Work to do: Select lines where the word "colony" appears.

Stored data
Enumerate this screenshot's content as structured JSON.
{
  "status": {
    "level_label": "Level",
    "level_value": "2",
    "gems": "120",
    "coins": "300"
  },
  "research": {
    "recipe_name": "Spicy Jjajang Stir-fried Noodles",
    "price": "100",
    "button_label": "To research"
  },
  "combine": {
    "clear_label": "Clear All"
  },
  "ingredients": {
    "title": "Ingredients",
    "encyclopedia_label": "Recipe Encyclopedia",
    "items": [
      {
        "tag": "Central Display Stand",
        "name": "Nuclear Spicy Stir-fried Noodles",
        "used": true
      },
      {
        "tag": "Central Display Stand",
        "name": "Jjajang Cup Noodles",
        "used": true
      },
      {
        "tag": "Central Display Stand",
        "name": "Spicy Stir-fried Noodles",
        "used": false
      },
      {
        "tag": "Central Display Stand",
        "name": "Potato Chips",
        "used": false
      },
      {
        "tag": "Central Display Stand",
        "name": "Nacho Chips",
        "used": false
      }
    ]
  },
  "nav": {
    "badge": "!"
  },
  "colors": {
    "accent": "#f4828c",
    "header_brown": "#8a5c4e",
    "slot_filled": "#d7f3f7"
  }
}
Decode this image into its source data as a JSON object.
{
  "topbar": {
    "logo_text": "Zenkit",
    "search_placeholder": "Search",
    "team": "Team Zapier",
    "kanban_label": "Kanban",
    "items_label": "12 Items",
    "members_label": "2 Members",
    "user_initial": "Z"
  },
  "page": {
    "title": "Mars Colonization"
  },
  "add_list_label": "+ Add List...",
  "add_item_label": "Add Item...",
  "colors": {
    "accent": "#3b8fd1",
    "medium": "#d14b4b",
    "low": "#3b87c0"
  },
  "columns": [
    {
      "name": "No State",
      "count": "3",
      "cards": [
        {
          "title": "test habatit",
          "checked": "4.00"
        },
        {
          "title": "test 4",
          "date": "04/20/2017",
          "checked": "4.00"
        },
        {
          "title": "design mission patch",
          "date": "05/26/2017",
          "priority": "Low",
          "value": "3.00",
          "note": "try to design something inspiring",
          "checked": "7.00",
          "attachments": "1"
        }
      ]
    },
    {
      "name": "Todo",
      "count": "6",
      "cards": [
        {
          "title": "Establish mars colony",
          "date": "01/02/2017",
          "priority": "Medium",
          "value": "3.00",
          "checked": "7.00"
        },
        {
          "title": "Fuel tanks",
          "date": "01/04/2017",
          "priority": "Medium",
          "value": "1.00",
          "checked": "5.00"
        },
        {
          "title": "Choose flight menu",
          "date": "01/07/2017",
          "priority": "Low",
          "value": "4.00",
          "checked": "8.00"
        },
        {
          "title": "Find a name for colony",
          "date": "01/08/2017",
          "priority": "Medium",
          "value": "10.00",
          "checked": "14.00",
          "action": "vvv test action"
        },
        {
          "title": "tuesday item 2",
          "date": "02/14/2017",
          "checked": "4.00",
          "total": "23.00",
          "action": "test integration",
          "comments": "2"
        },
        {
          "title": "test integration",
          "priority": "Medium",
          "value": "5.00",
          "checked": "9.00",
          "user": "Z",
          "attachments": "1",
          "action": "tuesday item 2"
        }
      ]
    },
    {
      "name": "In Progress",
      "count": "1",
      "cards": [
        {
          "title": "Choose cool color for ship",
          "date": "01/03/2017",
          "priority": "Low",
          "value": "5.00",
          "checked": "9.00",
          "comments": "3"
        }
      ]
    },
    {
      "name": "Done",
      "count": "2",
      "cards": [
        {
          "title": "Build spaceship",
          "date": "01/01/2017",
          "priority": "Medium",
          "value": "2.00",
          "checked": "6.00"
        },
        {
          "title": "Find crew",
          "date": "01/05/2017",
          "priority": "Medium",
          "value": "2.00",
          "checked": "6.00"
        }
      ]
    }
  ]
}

* * *

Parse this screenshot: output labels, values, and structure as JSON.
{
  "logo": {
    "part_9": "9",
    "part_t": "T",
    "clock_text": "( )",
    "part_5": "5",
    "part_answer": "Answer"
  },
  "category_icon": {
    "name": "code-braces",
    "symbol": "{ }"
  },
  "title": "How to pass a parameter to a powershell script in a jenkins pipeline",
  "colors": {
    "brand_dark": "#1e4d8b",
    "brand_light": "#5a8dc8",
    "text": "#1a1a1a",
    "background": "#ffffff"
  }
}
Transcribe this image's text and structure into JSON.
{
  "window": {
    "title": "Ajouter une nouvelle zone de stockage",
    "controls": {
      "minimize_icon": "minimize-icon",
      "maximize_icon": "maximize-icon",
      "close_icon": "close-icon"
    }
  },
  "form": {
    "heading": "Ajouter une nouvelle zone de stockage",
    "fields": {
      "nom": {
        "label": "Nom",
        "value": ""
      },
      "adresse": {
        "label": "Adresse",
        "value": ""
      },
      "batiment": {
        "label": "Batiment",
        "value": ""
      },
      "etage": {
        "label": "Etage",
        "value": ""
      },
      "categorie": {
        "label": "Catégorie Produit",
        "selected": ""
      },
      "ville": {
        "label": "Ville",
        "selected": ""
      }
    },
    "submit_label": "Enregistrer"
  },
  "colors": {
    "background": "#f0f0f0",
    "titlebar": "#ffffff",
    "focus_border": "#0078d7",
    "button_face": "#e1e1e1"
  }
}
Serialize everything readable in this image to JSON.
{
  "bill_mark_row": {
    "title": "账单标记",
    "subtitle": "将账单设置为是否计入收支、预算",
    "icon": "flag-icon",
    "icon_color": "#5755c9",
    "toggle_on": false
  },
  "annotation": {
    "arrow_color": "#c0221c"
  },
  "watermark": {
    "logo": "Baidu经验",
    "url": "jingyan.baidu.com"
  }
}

Expected answer:
          "title": "Establish mars colony",
          "title": "Find a name for colony",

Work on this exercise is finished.